Given exercise:
Tally up the lines where the string "자판기이다" appears; reply with the number only.

───── Supplied material

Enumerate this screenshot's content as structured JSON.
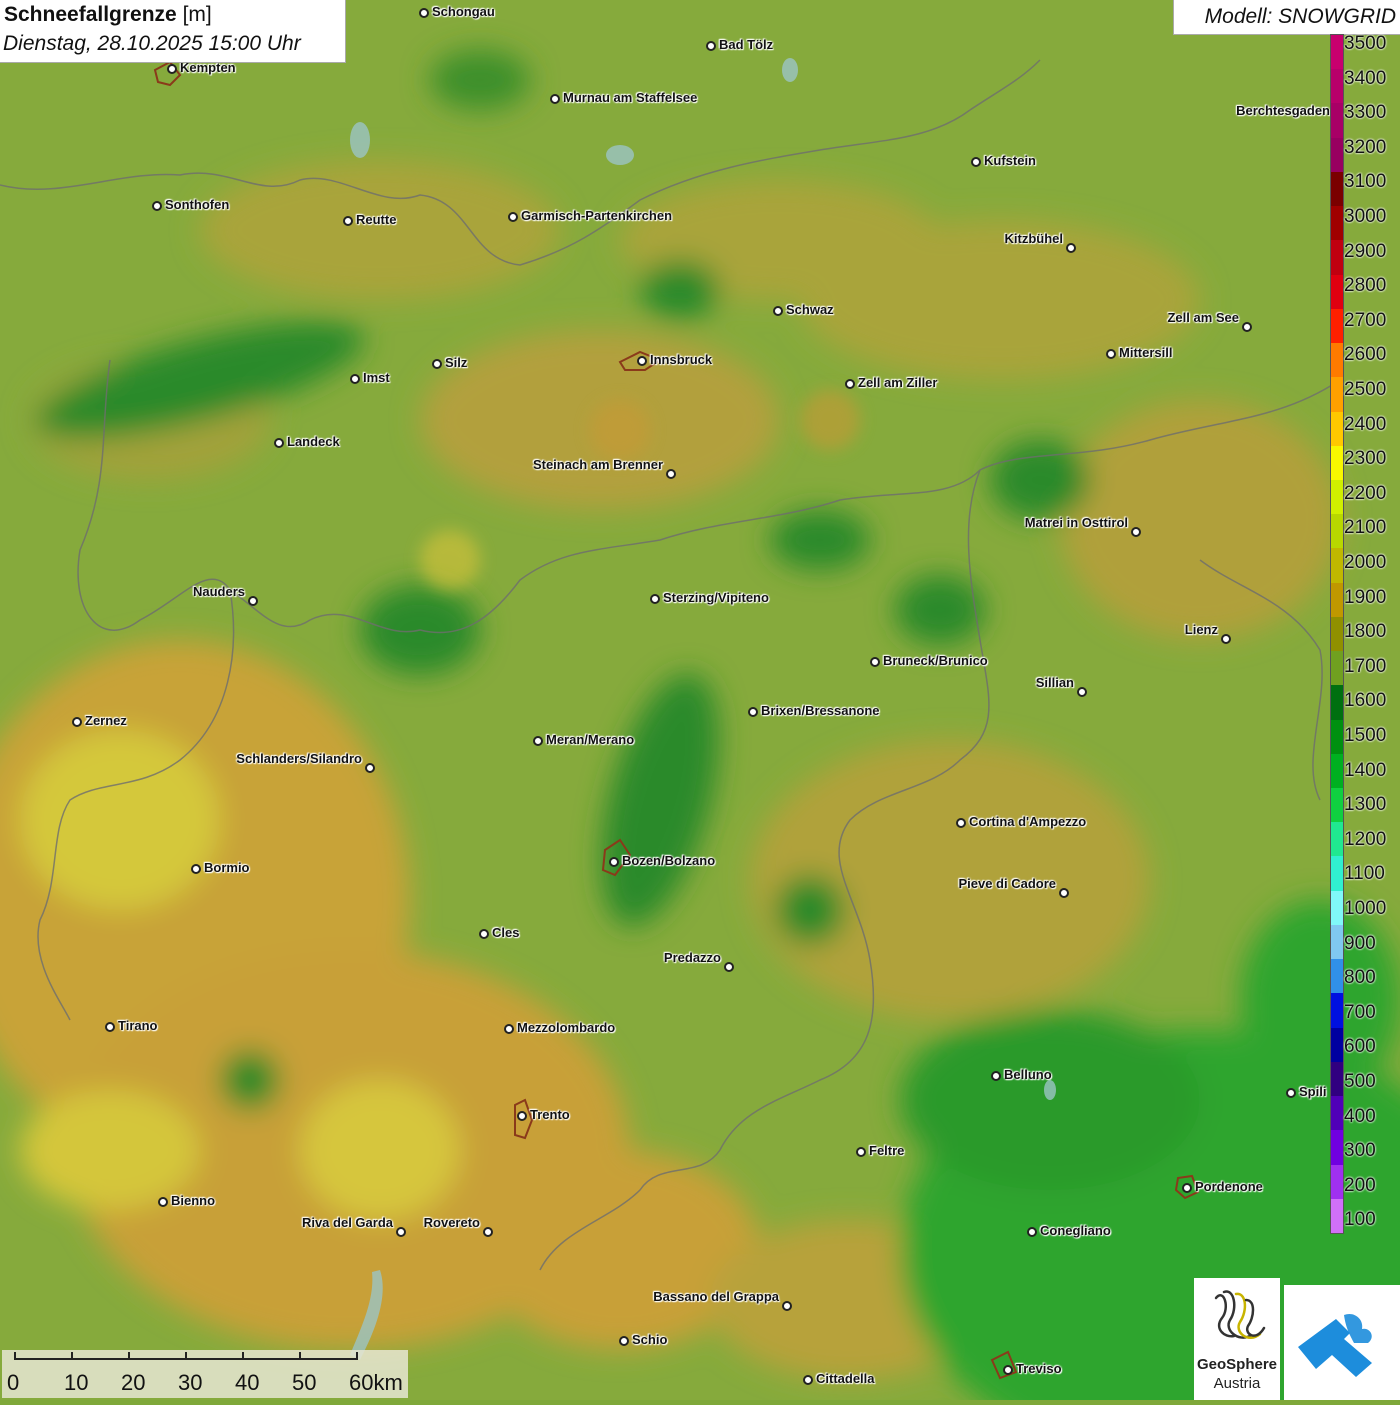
{
  "title": {
    "main": "Schneefallgrenze",
    "unit": "[m]",
    "date": "Dienstag, 28.10.2025 15:00 Uhr"
  },
  "model": "Modell: SNOWGRID",
  "legend": {
    "levels": [
      "3500",
      "3400",
      "3300",
      "3200",
      "3100",
      "3000",
      "2900",
      "2800",
      "2700",
      "2600",
      "2500",
      "2400",
      "2300",
      "2200",
      "2100",
      "2000",
      "1900",
      "1800",
      "1700",
      "1600",
      "1500",
      "1400",
      "1300",
      "1200",
      "1100",
      "1000",
      "900",
      "800",
      "700",
      "600",
      "500",
      "400",
      "300",
      "200",
      "100"
    ],
    "colors": [
      "#c8006e",
      "#b8006a",
      "#a80066",
      "#980060",
      "#7a0000",
      "#a00000",
      "#c00010",
      "#e00010",
      "#ff2000",
      "#ff7a00",
      "#ffa000",
      "#ffc800",
      "#f8f800",
      "#d0f000",
      "#b8d800",
      "#c0b800",
      "#c09800",
      "#909000",
      "#70a020",
      "#007010",
      "#009010",
      "#00b020",
      "#10d040",
      "#20e890",
      "#30f0d0",
      "#80f8f8",
      "#80c8f0",
      "#3090e8",
      "#0010e0",
      "#0000a0",
      "#300080",
      "#5000b8",
      "#7000e0",
      "#a030f0",
      "#d070f8"
    ]
  },
  "cities": [
    {
      "name": "Schongau"
    },
    {
      "name": "Bad Tölz"
    },
    {
      "name": "Kempten"
    },
    {
      "name": "Murnau am Staffelsee"
    },
    {
      "name": "Berchtesgaden"
    },
    {
      "name": "Kufstein"
    },
    {
      "name": "Sonthofen"
    },
    {
      "name": "Reutte"
    },
    {
      "name": "Garmisch-Partenkirchen"
    },
    {
      "name": "Kitzbühel"
    },
    {
      "name": "Schwaz"
    },
    {
      "name": "Zell am See"
    },
    {
      "name": "Innsbruck"
    },
    {
      "name": "Mittersill"
    },
    {
      "name": "Imst"
    },
    {
      "name": "Silz"
    },
    {
      "name": "Zell am Ziller"
    },
    {
      "name": "Landeck"
    },
    {
      "name": "Steinach am Brenner"
    },
    {
      "name": "Matrei in Osttirol"
    },
    {
      "name": "Nauders"
    },
    {
      "name": "Sterzing/Vipiteno"
    },
    {
      "name": "Lienz"
    },
    {
      "name": "Bruneck/Brunico"
    },
    {
      "name": "Sillian"
    },
    {
      "name": "Zernez"
    },
    {
      "name": "Brixen/Bressanone"
    },
    {
      "name": "Meran/Merano"
    },
    {
      "name": "Schlanders/Silandro"
    },
    {
      "name": "Cortina d'Ampezzo"
    },
    {
      "name": "Bozen/Bolzano"
    },
    {
      "name": "Bormio"
    },
    {
      "name": "Pieve di Cadore"
    },
    {
      "name": "Cles"
    },
    {
      "name": "Predazzo"
    },
    {
      "name": "Tirano"
    },
    {
      "name": "Mezzolombardo"
    },
    {
      "name": "Belluno"
    },
    {
      "name": "Trento"
    },
    {
      "name": "Feltre"
    },
    {
      "name": "Pordenone"
    },
    {
      "name": "Bienno"
    },
    {
      "name": "Riva del Garda"
    },
    {
      "name": "Rovereto"
    },
    {
      "name": "Conegliano"
    },
    {
      "name": "Bassano del Grappa"
    },
    {
      "name": "Schio"
    },
    {
      "name": "Treviso"
    },
    {
      "name": "Cittadella"
    },
    {
      "name": "Spili"
    }
  ],
  "scale": {
    "labels": [
      "0",
      "10",
      "20",
      "30",
      "40",
      "50",
      "60km"
    ]
  },
  "logo": {
    "line1": "GeoSphere",
    "line2": "Austria"
  }
}
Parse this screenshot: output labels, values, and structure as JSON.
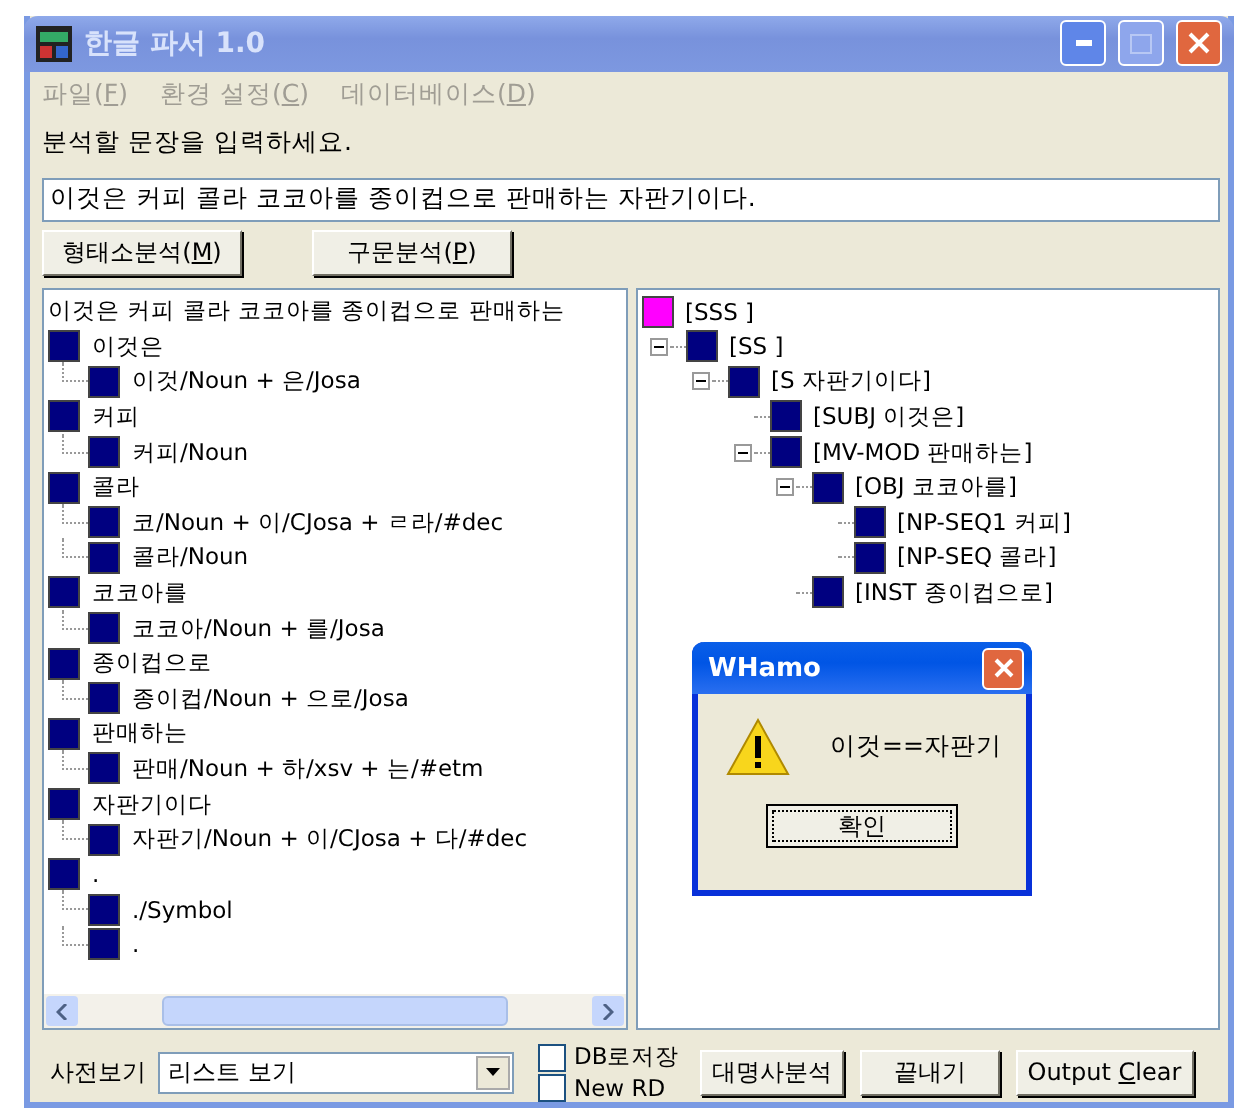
{
  "window": {
    "title": "한글 파서 1.0"
  },
  "menu": [
    {
      "before": "파일(",
      "key": "F",
      "after": ")"
    },
    {
      "before": "환경 설정(",
      "key": "C",
      "after": ")"
    },
    {
      "before": "데이터베이스(",
      "key": "D",
      "after": ")"
    }
  ],
  "prompt": "분석할 문장을 입력하세요.",
  "sentence_input": {
    "value": "이것은 커피 콜라 코코아를 종이컵으로 판매하는 자판기이다."
  },
  "analysis_buttons": [
    {
      "before": "형태소분석(",
      "key": "M",
      "after": ")"
    },
    {
      "before": "구문분석(",
      "key": "P",
      "after": ")"
    }
  ],
  "morph_tree": {
    "root": "이것은 커피 콜라 코코아를 종이컵으로 판매하는",
    "items": [
      {
        "label": "이것은",
        "children": [
          {
            "label": "이것/Noun + 은/Josa"
          }
        ]
      },
      {
        "label": "커피",
        "children": [
          {
            "label": "커피/Noun"
          }
        ]
      },
      {
        "label": "콜라",
        "children": [
          {
            "label": "코/Noun + 이/CJosa + ㄹ라/#dec"
          },
          {
            "label": "콜라/Noun"
          }
        ]
      },
      {
        "label": "코코아를",
        "children": [
          {
            "label": "코코아/Noun + 를/Josa"
          }
        ]
      },
      {
        "label": "종이컵으로",
        "children": [
          {
            "label": "종이컵/Noun + 으로/Josa"
          }
        ]
      },
      {
        "label": "판매하는",
        "children": [
          {
            "label": "판매/Noun + 하/xsv + 는/#etm"
          }
        ]
      },
      {
        "label": "자판기이다",
        "children": [
          {
            "label": "자판기/Noun + 이/CJosa + 다/#dec"
          }
        ]
      },
      {
        "label": ".",
        "children": [
          {
            "label": "./Symbol"
          },
          {
            "label": "."
          }
        ]
      }
    ]
  },
  "parse_tree": [
    {
      "label": "[SSS ]",
      "color": "#ff00ff",
      "children": [
        {
          "label": "[SS ]",
          "color": "#000080",
          "expanded": true,
          "children": [
            {
              "label": "[S 자판기이다]",
              "color": "#000080",
              "expanded": true,
              "children": [
                {
                  "label": "[SUBJ 이것은]",
                  "color": "#000080"
                },
                {
                  "label": "[MV-MOD 판매하는]",
                  "color": "#000080",
                  "expanded": true,
                  "children": [
                    {
                      "label": "[OBJ 코코아를]",
                      "color": "#000080",
                      "expanded": true,
                      "children": [
                        {
                          "label": "[NP-SEQ1 커피]",
                          "color": "#000080"
                        },
                        {
                          "label": "[NP-SEQ 콜라]",
                          "color": "#000080"
                        }
                      ]
                    },
                    {
                      "label": "[INST 종이컵으로]",
                      "color": "#000080"
                    }
                  ]
                }
              ]
            }
          ]
        }
      ]
    }
  ],
  "dialog": {
    "title": "WHamo",
    "message": "이것==자판기",
    "button": "확인"
  },
  "footer": {
    "dictionary_label": "사전보기",
    "dictionary_select": "리스트 보기",
    "checkboxes": [
      {
        "label": "DB로저장",
        "checked": false
      },
      {
        "label": "New RD",
        "checked": false
      }
    ],
    "buttons": [
      {
        "before": "대명사분석"
      },
      {
        "before": "끝내기"
      },
      {
        "before": "Output ",
        "key": "C",
        "after": "lear"
      }
    ]
  }
}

──────────

Response for this exercise:
3